▸ Source material:
═══
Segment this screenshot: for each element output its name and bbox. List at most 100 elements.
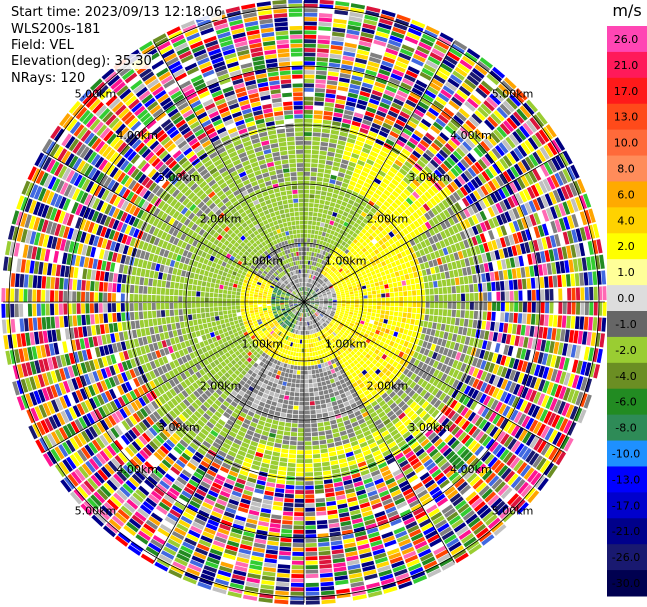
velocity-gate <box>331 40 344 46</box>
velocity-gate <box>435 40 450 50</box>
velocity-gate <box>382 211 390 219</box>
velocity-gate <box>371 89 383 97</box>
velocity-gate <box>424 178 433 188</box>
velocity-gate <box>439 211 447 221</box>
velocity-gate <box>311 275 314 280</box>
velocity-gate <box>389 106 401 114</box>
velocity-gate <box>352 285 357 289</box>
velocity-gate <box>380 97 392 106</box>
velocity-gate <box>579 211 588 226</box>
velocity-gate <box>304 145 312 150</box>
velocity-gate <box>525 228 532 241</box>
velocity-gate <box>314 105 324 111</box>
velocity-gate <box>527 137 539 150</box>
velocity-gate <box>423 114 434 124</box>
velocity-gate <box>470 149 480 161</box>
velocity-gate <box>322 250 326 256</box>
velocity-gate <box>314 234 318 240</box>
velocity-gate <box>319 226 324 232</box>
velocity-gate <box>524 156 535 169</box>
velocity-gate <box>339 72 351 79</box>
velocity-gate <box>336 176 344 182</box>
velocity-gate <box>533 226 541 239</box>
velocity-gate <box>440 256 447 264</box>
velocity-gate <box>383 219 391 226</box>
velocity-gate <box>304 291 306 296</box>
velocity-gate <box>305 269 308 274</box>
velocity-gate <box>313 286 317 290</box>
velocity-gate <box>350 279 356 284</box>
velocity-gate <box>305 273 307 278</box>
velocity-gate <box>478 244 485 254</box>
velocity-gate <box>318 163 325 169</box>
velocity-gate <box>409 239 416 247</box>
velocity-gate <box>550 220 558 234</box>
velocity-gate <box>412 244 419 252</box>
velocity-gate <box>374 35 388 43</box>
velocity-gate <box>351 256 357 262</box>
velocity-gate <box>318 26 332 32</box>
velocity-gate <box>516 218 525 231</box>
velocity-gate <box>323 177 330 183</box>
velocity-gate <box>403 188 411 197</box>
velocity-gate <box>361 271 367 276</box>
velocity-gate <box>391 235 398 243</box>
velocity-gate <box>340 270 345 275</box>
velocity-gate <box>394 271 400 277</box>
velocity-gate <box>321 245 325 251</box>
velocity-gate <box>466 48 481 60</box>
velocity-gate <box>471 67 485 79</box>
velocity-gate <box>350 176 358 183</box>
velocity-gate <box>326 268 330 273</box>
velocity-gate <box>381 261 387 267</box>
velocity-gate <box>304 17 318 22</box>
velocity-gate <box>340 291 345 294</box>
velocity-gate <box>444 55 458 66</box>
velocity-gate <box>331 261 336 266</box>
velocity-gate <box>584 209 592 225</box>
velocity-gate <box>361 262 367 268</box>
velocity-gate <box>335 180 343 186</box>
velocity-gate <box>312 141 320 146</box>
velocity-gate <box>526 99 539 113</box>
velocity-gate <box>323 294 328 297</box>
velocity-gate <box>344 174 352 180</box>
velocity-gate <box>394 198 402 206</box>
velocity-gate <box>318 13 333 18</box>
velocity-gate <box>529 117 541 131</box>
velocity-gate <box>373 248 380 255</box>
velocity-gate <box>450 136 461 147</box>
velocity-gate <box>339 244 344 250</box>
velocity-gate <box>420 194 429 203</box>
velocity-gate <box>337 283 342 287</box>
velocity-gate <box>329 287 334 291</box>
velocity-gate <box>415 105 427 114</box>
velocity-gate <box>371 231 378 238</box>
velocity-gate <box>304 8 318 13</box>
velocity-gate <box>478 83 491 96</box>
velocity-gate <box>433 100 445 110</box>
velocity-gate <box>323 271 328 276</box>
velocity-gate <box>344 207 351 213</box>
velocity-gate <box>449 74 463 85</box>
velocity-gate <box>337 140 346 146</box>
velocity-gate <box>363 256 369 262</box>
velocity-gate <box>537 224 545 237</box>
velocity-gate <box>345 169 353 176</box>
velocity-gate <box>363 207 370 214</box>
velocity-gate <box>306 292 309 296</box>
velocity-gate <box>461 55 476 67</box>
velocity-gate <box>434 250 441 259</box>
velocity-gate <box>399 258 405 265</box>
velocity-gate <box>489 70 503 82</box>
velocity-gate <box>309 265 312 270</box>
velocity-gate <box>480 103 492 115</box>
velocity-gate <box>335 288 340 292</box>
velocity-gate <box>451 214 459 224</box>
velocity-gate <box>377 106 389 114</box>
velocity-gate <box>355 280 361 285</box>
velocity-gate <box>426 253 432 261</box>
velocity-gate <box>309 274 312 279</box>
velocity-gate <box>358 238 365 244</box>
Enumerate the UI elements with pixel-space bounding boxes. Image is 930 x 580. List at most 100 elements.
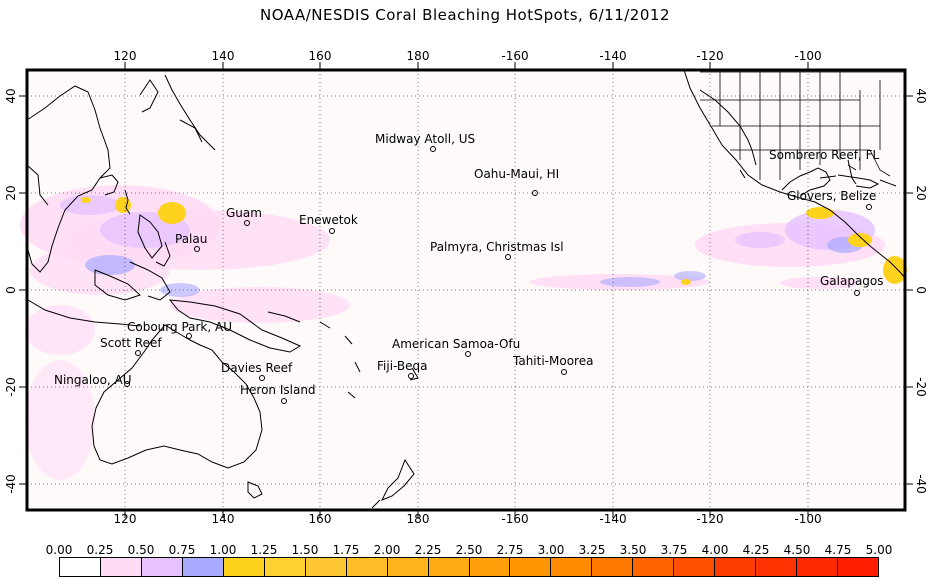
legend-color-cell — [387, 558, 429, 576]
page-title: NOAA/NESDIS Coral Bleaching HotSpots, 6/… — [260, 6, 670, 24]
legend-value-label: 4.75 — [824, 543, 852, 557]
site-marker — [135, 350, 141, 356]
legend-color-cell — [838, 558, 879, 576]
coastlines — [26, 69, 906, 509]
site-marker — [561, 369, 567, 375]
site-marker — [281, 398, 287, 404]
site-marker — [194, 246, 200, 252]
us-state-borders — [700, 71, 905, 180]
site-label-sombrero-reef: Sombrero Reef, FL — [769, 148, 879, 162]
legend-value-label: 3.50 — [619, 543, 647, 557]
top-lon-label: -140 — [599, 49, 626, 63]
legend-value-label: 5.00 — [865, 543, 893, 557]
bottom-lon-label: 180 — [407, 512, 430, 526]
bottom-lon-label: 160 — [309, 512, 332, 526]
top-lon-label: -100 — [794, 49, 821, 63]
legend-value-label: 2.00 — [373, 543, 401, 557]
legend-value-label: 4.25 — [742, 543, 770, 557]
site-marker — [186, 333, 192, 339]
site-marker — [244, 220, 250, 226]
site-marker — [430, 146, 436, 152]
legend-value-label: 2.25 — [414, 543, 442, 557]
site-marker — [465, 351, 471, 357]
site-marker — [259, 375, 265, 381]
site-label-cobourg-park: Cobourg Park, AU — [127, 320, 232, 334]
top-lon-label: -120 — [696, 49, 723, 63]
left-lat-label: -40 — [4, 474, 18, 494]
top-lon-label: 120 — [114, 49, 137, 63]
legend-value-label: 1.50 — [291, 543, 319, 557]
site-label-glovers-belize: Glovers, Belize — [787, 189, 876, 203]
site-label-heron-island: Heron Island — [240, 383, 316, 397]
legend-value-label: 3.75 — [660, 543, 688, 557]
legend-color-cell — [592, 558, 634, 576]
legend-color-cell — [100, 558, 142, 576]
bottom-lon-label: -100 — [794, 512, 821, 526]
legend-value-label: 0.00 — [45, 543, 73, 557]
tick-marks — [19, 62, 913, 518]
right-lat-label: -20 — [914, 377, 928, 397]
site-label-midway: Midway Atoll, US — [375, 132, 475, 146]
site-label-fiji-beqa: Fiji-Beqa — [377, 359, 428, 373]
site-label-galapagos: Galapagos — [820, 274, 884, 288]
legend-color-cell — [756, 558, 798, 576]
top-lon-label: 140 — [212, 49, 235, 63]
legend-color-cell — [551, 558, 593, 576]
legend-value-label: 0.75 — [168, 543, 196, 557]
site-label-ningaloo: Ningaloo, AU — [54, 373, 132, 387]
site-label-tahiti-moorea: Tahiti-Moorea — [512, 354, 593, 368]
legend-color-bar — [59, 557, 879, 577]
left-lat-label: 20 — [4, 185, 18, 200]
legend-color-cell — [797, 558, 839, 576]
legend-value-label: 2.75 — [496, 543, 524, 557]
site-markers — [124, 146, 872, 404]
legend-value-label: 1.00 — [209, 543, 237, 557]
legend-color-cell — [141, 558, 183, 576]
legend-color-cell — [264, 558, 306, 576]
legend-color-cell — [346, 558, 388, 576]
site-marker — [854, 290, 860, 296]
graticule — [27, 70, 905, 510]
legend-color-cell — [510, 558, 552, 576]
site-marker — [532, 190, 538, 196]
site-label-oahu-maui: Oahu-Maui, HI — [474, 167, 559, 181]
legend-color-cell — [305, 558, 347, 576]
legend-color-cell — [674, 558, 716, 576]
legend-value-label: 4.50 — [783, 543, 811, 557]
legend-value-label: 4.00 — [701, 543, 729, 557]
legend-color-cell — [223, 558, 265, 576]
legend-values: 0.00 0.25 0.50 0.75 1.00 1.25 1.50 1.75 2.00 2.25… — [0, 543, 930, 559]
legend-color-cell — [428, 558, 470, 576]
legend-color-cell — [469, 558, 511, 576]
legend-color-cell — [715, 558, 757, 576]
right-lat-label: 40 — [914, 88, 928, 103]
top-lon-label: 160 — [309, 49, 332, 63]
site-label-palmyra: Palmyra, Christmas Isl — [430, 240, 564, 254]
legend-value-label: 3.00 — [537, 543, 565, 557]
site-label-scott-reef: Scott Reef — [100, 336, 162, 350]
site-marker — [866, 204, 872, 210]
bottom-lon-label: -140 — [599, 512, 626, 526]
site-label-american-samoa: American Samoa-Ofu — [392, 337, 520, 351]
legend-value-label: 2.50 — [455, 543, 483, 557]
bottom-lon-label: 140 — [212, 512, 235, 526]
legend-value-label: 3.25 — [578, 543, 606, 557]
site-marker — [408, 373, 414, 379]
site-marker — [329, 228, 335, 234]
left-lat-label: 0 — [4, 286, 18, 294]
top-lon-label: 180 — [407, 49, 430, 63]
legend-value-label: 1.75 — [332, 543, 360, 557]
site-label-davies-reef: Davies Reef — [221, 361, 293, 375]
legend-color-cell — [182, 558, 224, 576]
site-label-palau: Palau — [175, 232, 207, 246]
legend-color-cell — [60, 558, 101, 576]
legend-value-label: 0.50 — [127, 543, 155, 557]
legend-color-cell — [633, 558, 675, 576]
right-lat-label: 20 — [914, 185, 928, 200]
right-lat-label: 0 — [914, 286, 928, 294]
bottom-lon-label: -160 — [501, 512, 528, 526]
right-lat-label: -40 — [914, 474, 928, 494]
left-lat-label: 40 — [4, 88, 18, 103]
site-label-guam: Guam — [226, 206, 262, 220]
═══
▸ What the task asks:
Please arrange everything in the records from the line containing "legend-color-cell — [387, 558, 429, 576]" down to and including the line containing "site-marker — [281, 398, 287, 404]" as a JSON list of strings, one string per line, leaving out blank lines.

▸ Result of the exercise:
[
  "legend-color-cell — [387, 558, 429, 576]",
  "page-title: NOAA/NESDIS Coral Bleaching HotSpots, 6/… — [260, 6, 670, 24]",
  "legend-value-label: 4.75 — [824, 543, 852, 557]",
  "site-marker — [135, 350, 141, 356]",
  "legend-color-cell — [838, 558, 879, 576]",
  "coastlines — [26, 69, 906, 509]",
  "site-marker — [561, 369, 567, 375]",
  "site-marker — [281, 398, 287, 404]"
]